___ RECORDS FOR THE TASK

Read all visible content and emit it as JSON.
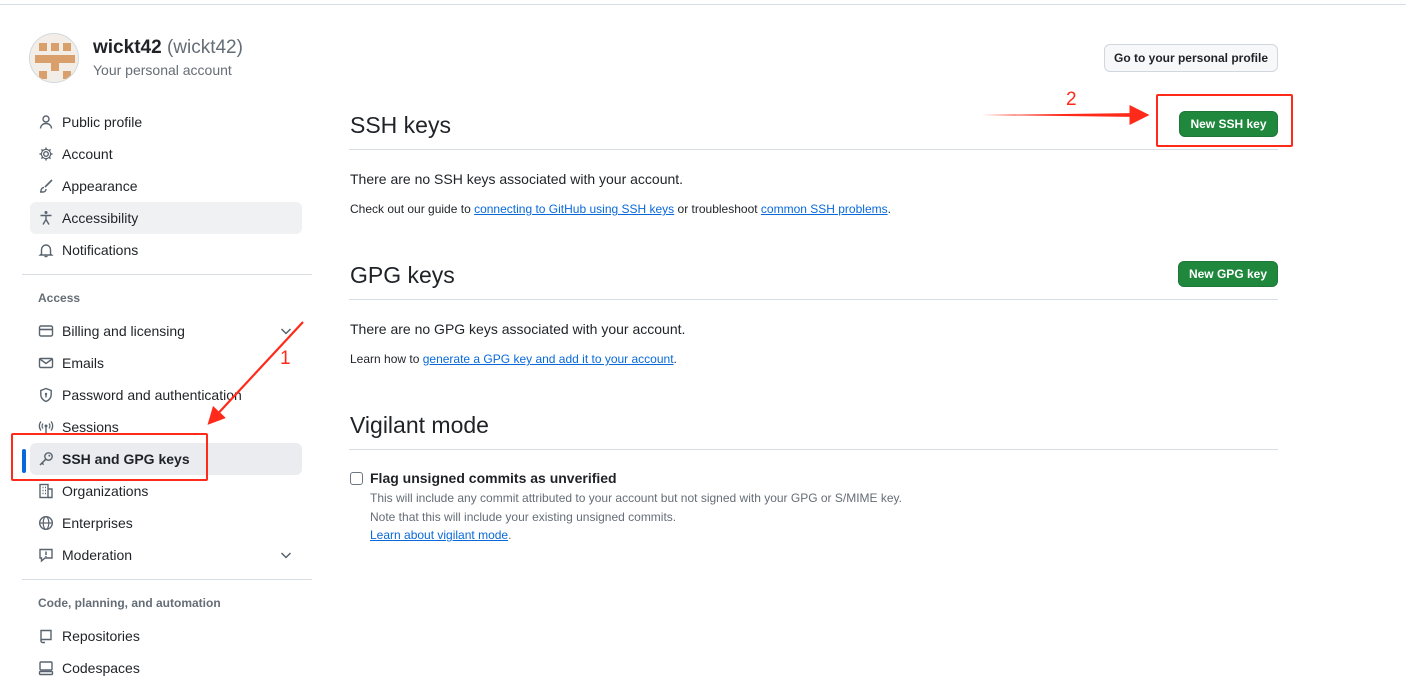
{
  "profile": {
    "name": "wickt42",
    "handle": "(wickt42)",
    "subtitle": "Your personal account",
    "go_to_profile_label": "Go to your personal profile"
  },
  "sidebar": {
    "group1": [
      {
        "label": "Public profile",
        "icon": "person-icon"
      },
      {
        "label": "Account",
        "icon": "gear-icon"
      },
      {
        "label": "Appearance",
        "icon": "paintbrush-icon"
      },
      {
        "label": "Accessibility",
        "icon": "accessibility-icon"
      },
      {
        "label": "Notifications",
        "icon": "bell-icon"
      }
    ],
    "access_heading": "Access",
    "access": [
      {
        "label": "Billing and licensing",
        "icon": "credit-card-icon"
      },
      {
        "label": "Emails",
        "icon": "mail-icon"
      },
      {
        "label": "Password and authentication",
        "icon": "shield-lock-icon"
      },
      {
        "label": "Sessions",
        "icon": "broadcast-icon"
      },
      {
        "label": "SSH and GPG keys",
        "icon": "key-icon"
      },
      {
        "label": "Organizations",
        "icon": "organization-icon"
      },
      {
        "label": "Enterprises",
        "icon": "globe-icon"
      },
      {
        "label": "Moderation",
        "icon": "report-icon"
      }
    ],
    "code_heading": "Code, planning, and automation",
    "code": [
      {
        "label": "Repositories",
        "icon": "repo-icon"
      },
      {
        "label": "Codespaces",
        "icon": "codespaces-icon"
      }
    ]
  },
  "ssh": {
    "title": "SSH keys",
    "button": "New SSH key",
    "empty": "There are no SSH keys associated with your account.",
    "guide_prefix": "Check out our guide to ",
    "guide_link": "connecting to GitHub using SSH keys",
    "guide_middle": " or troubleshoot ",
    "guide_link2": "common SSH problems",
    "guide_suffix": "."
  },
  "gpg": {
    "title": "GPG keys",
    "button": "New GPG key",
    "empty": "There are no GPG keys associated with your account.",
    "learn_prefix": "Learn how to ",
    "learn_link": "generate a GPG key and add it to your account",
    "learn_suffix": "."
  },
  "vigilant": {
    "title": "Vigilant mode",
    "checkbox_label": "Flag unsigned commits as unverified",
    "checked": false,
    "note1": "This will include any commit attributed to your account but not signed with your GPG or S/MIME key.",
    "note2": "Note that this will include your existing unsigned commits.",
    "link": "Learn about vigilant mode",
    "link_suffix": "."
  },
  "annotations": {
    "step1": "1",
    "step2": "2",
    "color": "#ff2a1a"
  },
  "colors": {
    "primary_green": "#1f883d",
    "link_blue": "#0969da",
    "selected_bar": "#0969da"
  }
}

______

* SHORT PROBLEM *
Gather each line of the listing containing the word "with" and show it.

* WRITTEN RESPONSE *
    "empty": "There are no SSH keys associated with your account.",
    "empty": "There are no GPG keys associated with your account.",
    "note1": "This will include any commit attributed to your account but not signed with your GPG or S/MIME key.",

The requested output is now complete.